--- Start Records ---

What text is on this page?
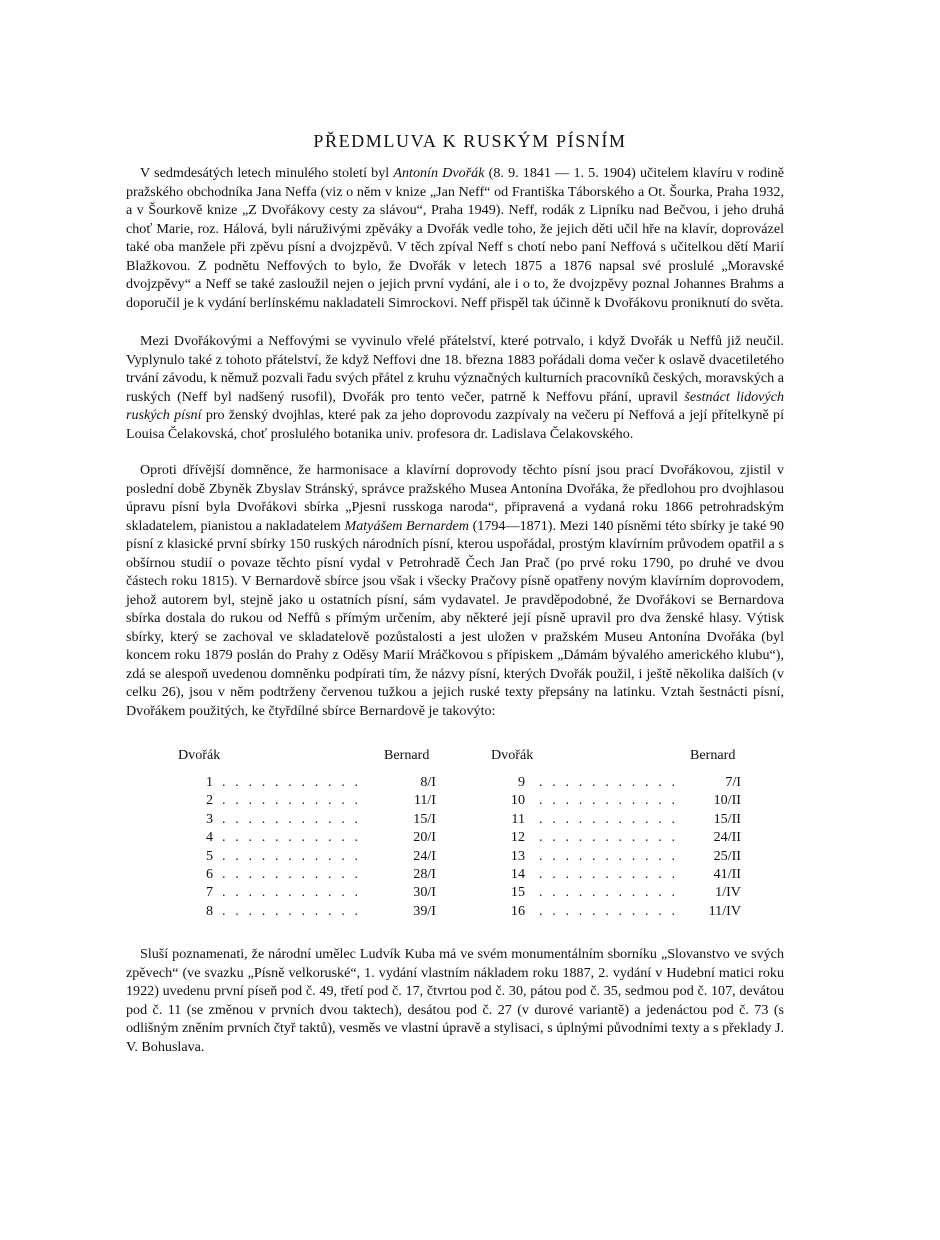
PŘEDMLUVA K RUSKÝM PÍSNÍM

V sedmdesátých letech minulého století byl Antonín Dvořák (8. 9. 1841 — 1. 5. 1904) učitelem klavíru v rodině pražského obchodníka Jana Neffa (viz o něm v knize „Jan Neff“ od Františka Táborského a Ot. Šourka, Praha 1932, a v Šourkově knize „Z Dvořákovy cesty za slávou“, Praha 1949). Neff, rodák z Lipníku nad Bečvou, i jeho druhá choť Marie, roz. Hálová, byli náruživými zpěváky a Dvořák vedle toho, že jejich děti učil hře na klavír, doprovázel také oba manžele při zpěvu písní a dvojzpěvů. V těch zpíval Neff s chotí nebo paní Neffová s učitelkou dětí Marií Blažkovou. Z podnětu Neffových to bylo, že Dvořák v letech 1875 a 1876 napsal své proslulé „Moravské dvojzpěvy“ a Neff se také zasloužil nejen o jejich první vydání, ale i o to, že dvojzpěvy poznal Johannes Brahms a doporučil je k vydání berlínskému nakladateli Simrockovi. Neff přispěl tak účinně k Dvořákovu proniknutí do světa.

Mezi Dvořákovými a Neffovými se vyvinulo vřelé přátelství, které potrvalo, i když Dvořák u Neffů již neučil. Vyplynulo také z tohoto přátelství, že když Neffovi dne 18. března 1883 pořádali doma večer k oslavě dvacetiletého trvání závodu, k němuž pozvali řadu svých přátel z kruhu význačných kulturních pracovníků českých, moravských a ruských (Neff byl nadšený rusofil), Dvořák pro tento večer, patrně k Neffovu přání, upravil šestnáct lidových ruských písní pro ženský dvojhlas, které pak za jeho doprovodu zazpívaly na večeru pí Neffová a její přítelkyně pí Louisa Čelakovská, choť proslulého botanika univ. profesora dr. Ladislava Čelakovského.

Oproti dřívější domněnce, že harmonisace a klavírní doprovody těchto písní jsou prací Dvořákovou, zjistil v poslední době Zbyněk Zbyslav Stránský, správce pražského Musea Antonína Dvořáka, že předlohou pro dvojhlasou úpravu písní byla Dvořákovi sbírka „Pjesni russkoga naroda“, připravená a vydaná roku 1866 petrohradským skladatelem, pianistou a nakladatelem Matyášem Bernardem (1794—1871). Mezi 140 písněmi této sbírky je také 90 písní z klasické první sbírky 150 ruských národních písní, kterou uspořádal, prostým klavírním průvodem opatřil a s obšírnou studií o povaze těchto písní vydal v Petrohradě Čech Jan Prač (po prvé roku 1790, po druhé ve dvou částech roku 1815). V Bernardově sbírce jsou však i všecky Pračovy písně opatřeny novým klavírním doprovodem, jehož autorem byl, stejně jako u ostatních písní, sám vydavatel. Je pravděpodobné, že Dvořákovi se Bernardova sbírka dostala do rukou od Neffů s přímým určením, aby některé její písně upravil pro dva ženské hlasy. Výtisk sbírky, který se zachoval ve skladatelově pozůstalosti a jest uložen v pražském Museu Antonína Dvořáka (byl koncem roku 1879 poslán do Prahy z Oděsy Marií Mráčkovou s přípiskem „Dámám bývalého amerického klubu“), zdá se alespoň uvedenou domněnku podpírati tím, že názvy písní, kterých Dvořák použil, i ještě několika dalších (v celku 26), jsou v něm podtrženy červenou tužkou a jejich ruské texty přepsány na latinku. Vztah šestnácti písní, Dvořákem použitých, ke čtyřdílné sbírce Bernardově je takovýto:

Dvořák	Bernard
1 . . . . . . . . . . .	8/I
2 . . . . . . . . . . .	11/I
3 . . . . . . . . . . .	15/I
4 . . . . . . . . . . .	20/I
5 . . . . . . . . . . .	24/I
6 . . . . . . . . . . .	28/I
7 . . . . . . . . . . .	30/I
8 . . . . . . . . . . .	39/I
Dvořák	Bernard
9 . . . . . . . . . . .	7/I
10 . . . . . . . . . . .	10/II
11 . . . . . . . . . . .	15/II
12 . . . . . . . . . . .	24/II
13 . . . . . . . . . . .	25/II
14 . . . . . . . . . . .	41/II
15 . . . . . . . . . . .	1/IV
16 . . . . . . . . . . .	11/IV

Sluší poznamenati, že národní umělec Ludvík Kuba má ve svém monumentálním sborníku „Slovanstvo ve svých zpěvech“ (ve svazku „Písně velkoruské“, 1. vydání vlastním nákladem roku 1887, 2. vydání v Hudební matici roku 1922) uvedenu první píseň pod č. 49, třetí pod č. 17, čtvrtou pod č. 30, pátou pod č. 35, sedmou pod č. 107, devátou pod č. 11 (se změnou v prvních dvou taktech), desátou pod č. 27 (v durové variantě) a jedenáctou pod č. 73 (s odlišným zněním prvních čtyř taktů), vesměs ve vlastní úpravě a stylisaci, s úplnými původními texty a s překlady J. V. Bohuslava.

--- End Records ---

▶ _Task directions_
Output each line exactly; omit every picture.

▶ _Written solution_
What text is on this page?
PŘEDMLUVA K RUSKÝM PÍSNÍM

V sedmdesátých letech minulého století byl Antonín Dvořák (8. 9. 1841 — 1. 5. 1904) učitelem klavíru v rodině pražského obchodníka Jana Neffa (viz o něm v knize „Jan Neff“ od Františka Táborského a Ot. Šourka, Praha 1932, a v Šourkově knize „Z Dvořákovy cesty za slávou“, Praha 1949). Neff, rodák z Lipníku nad Bečvou, i jeho druhá choť Marie, roz. Hálová, byli náruživými zpěváky a Dvořák vedle toho, že jejich děti učil hře na klavír, doprovázel také oba manžele při zpěvu písní a dvojzpěvů. V těch zpíval Neff s chotí nebo paní Neffová s učitelkou dětí Marií Blažkovou. Z podnětu Neffových to bylo, že Dvořák v letech 1875 a 1876 napsal své proslulé „Moravské dvojzpěvy“ a Neff se také zasloužil nejen o jejich první vydání, ale i o to, že dvojzpěvy poznal Johannes Brahms a doporučil je k vydání berlínskému nakladateli Simrockovi. Neff přispěl tak účinně k Dvořákovu proniknutí do světa.

Mezi Dvořákovými a Neffovými se vyvinulo vřelé přátelství, které potrvalo, i když Dvořák u Neffů již neučil. Vyplynulo také z tohoto přátelství, že když Neffovi dne 18. března 1883 pořádali doma večer k oslavě dvacetiletého trvání závodu, k němuž pozvali řadu svých přátel z kruhu význačných kulturních pracovníků českých, moravských a ruských (Neff byl nadšený rusofil), Dvořák pro tento večer, patrně k Neffovu přání, upravil šestnáct lidových ruských písní pro ženský dvojhlas, které pak za jeho doprovodu zazpívaly na večeru pí Neffová a její přítelkyně pí Louisa Čelakovská, choť proslulého botanika univ. profesora dr. Ladislava Čelakovského.

Oproti dřívější domněnce, že harmonisace a klavírní doprovody těchto písní jsou prací Dvořákovou, zjistil v poslední době Zbyněk Zbyslav Stránský, správce pražského Musea Antonína Dvořáka, že předlohou pro dvojhlasou úpravu písní byla Dvořákovi sbírka „Pjesni russkoga naroda“, připravená a vydaná roku 1866 petrohradským skladatelem, pianistou a nakladatelem Matyášem Bernardem (1794—1871). Mezi 140 písněmi této sbírky je také 90 písní z klasické první sbírky 150 ruských národních písní, kterou uspořádal, prostým klavírním průvodem opatřil a s obšírnou studií o povaze těchto písní vydal v Petrohradě Čech Jan Prač (po prvé roku 1790, po druhé ve dvou částech roku 1815). V Bernardově sbírce jsou však i všecky Pračovy písně opatřeny novým klavírním doprovodem, jehož autorem byl, stejně jako u ostatních písní, sám vydavatel. Je pravděpodobné, že Dvořákovi se Bernardova sbírka dostala do rukou od Neffů s přímým určením, aby některé její písně upravil pro dva ženské hlasy. Výtisk sbírky, který se zachoval ve skladatelově pozůstalosti a jest uložen v pražském Museu Antonína Dvořáka (byl koncem roku 1879 poslán do Prahy z Oděsy Marií Mráčkovou s přípiskem „Dámám bývalého amerického klubu“), zdá se alespoň uvedenou domněnku podpírati tím, že názvy písní, kterých Dvořák použil, i ještě několika dalších (v celku 26), jsou v něm podtrženy červenou tužkou a jejich ruské texty přepsány na latinku. Vztah šestnácti písní, Dvořákem použitých, ke čtyřdílné sbírce Bernardově je takovýto:

Dvořák	Bernard
1 . . . . . . . . . . .	8/I
2 . . . . . . . . . . .	11/I
3 . . . . . . . . . . .	15/I
4 . . . . . . . . . . .	20/I
5 . . . . . . . . . . .	24/I
6 . . . . . . . . . . .	28/I
7 . . . . . . . . . . .	30/I
8 . . . . . . . . . . .	39/I
Dvořák	Bernard
9 . . . . . . . . . . .	7/I
10 . . . . . . . . . . .	10/II
11 . . . . . . . . . . .	15/II
12 . . . . . . . . . . .	24/II
13 . . . . . . . . . . .	25/II
14 . . . . . . . . . . .	41/II
15 . . . . . . . . . . .	1/IV
16 . . . . . . . . . . .	11/IV

Sluší poznamenati, že národní umělec Ludvík Kuba má ve svém monumentálním sborníku „Slovanstvo ve svých zpěvech“ (ve svazku „Písně velkoruské“, 1. vydání vlastním nákladem roku 1887, 2. vydání v Hudební matici roku 1922) uvedenu první píseň pod č. 49, třetí pod č. 17, čtvrtou pod č. 30, pátou pod č. 35, sedmou pod č. 107, devátou pod č. 11 (se změnou v prvních dvou taktech), desátou pod č. 27 (v durové variantě) a jedenáctou pod č. 73 (s odlišným zněním prvních čtyř taktů), vesměs ve vlastní úpravě a stylisaci, s úplnými původními texty a s překlady J. V. Bohuslava.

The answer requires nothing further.